** begin MATERIAL FOR THIS EXERCISE **

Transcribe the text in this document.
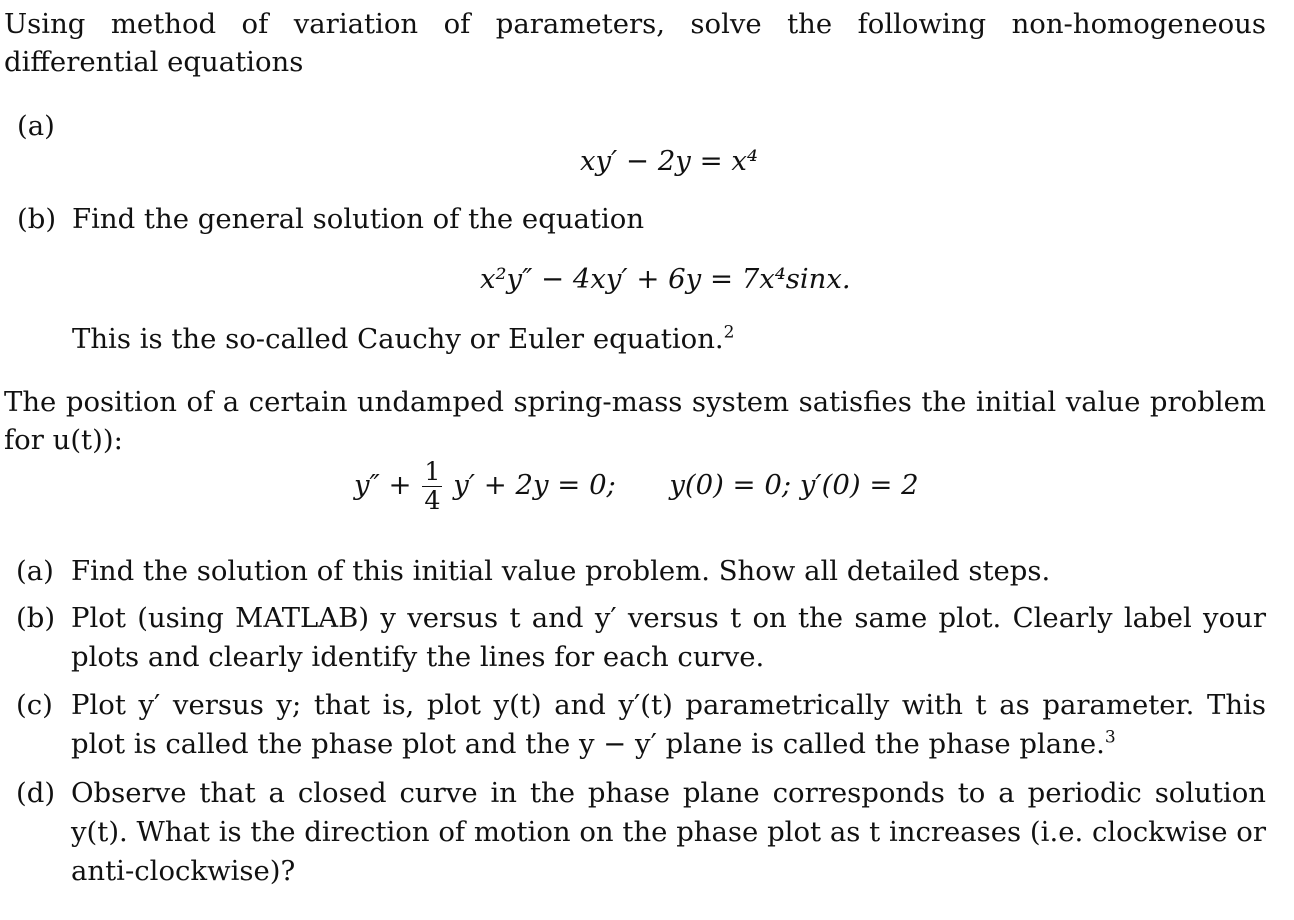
Using method of variation of parameters, solve the following non-homogeneous differential equations
(a)
xy′ − 2y = x⁴
(b) Find the general solution of the equation
x²y″ − 4xy′ + 6y = 7x⁴sinx.
This is the so-called Cauchy or Euler equation.$^2$
The position of a certain undamped spring-mass system satisfies the initial value problem for u(t)):
$y'' + \frac{1}{4} y' + 2y = 0$; y(0) = 0; y′(0) = 2
(a) Find the solution of this initial value problem. Show all detailed steps.
(b) Plot (using MATLAB) y versus t and y′ versus t on the same plot. Clearly label your plots and clearly identify the lines for each curve.
(c) Plot y′ versus y; that is, plot y(t) and y′(t) parametrically with t as parameter. This plot is called the phase plot and the y − y′ plane is called the phase plane.$^3$
(d) Observe that a closed curve in the phase plane corresponds to a periodic solution y(t). What is the direction of motion on the phase plot as t increases (i.e. clockwise or anti-clockwise)?
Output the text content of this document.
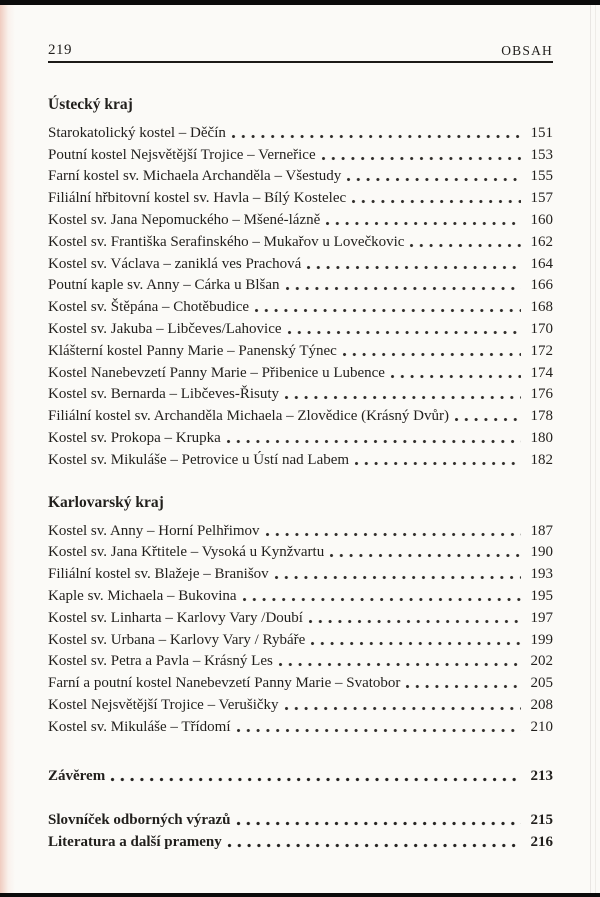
219	OBSAH
Ústecký kraj
Starokatolický kostel – Děčín	151
Poutní kostel Nejsvětější Trojice – Verneřice	153
Farní kostel sv. Michaela Archanděla – Všestudy	155
Filiální hřbitovní kostel sv. Havla – Bílý Kostelec	157
Kostel sv. Jana Nepomuckého – Mšené-lázně	160
Kostel sv. Františka Serafinského – Mukařov u Lovečkovic	162
Kostel sv. Václava – zaniklá ves Prachová	164
Poutní kaple sv. Anny – Cárka u Blšan	166
Kostel sv. Štěpána – Chotěbudice	168
Kostel sv. Jakuba – Libčeves/Lahovice	170
Klášterní kostel Panny Marie – Panenský Týnec	172
Kostel Nanebevzetí Panny Marie – Přibenice u Lubence	174
Kostel sv. Bernarda – Libčeves-Řisuty	176
Filiální kostel sv. Archanděla Michaela – Zlovědice (Krásný Dvůr)	178
Kostel sv. Prokopa – Krupka	180
Kostel sv. Mikuláše – Petrovice u Ústí nad Labem	182
Karlovarský kraj
Kostel sv. Anny – Horní Pelhřimov	187
Kostel sv. Jana Křtitele – Vysoká u Kynžvartu	190
Filiální kostel sv. Blažeje – Branišov	193
Kaple sv. Michaela – Bukovina	195
Kostel sv. Linharta – Karlovy Vary /Doubí	197
Kostel sv. Urbana – Karlovy Vary / Rybáře	199
Kostel sv. Petra a Pavla – Krásný Les	202
Farní a poutní kostel Nanebevzetí Panny Marie – Svatobor	205
Kostel Nejsvětější Trojice – Verušičky	208
Kostel sv. Mikuláše – Třídomí	210
Závěrem	213
Slovníček odborných výrazů	215
Literatura a další prameny	216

** end MATERIAL FOR THIS EXERCISE **

**DIRECTION:**
From the line containing "Output the text content of this document." through the end of the entries, quote each line exactly and nothing else, excluding all pictures.

**EXERCISE RESPONSE:**
Output the text content of this document.
219	OBSAH
Ústecký kraj
Starokatolický kostel – Děčín	151
Poutní kostel Nejsvětější Trojice – Verneřice	153
Farní kostel sv. Michaela Archanděla – Všestudy	155
Filiální hřbitovní kostel sv. Havla – Bílý Kostelec	157
Kostel sv. Jana Nepomuckého – Mšené-lázně	160
Kostel sv. Františka Serafinského – Mukařov u Lovečkovic	162
Kostel sv. Václava – zaniklá ves Prachová	164
Poutní kaple sv. Anny – Cárka u Blšan	166
Kostel sv. Štěpána – Chotěbudice	168
Kostel sv. Jakuba – Libčeves/Lahovice	170
Klášterní kostel Panny Marie – Panenský Týnec	172
Kostel Nanebevzetí Panny Marie – Přibenice u Lubence	174
Kostel sv. Bernarda – Libčeves-Řisuty	176
Filiální kostel sv. Archanděla Michaela – Zlovědice (Krásný Dvůr)	178
Kostel sv. Prokopa – Krupka	180
Kostel sv. Mikuláše – Petrovice u Ústí nad Labem	182
Karlovarský kraj
Kostel sv. Anny – Horní Pelhřimov	187
Kostel sv. Jana Křtitele – Vysoká u Kynžvartu	190
Filiální kostel sv. Blažeje – Branišov	193
Kaple sv. Michaela – Bukovina	195
Kostel sv. Linharta – Karlovy Vary /Doubí	197
Kostel sv. Urbana – Karlovy Vary / Rybáře	199
Kostel sv. Petra a Pavla – Krásný Les	202
Farní a poutní kostel Nanebevzetí Panny Marie – Svatobor	205
Kostel Nejsvětější Trojice – Verušičky	208
Kostel sv. Mikuláše – Třídomí	210
Závěrem	213
Slovníček odborných výrazů	215
Literatura a další prameny	216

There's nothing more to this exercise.